=== Excerpt provided ===

The ABA controversy

This has nothing to do with a Swedish pop group of the 1970s, but with the controversial treatment of autism in children Applied Behaviour Analysis or ABA. I’m writing now because I almost had a meltdown in church after the service. Then later that week #TodayInABA started appearing in my Twitter feed. Such as this from @the SapergianCom:

In trauma spectrum counseling, we taught survivors how abusers use intermittent rewards to cause the Vulnerable to be addicted to the validation of the abusers– same principle as slot machines, lottery tickets, and ABA. – @the SapergianCom:

The controversy seems to be between adults who have autism who are saying ABA is abusive and the parents of autistic children who find that ABA therapy makes parenting easier. But autistic children grow up to be

There are differences in the way autistic people and neurotypical people will work together. Neurotypicals tend to sit across a desk and will talk whilst working often giving clues to each other through eye contact. Autistic people would tend to work side by side, avoiding eye contact. I have heard that ABA tends to be done face to face across a table with eye contact demanded. To an autistic person, eye contact can be physically painful.

=== Record excerpts ===

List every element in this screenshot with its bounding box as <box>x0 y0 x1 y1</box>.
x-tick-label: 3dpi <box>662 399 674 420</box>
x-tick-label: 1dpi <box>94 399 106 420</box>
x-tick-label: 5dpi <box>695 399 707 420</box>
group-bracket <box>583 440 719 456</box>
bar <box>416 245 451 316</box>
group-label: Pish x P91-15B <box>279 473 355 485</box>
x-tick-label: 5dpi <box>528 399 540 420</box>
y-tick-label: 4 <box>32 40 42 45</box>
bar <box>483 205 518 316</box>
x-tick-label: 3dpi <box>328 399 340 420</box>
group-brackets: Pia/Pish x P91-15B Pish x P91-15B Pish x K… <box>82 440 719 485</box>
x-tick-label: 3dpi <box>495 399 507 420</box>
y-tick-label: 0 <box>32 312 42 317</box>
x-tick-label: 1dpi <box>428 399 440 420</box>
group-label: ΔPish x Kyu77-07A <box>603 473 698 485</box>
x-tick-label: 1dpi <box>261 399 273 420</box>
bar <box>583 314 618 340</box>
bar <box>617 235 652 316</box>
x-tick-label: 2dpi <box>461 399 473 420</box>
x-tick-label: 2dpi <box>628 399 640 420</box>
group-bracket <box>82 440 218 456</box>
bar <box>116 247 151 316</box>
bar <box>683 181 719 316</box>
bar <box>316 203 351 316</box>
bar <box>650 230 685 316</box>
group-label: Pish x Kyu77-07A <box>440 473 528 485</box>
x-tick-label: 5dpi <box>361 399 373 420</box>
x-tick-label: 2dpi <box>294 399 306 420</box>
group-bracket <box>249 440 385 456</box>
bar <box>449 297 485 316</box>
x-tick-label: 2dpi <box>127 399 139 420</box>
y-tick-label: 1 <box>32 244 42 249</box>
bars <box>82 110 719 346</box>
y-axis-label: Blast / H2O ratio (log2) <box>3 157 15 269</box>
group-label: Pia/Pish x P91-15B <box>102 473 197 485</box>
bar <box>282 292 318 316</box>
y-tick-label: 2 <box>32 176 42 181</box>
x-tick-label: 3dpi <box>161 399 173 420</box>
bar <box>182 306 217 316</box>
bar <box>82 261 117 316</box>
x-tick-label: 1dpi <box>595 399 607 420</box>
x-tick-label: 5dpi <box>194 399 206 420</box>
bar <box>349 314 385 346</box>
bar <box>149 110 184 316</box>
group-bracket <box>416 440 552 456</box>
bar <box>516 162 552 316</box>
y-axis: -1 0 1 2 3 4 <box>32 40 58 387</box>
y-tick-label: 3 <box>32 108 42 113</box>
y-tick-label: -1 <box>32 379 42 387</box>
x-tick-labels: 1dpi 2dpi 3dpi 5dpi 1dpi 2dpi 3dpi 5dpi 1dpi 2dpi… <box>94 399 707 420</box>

===

Tasks to carry out:
**a.** In the post on the ABA controversy, the quoted tweet names things that work on the same principle. List all of them.
**b.** Translate this sentence from the post on the ABA controversy into Spanish: "To an autistic person, eye contact can be physically painful."

Answers to the exercises:
**a.** Slot machines, lottery tickets, and ABA.

**b.** Para una persona autista, el contacto visual puede ser físicamente doloroso.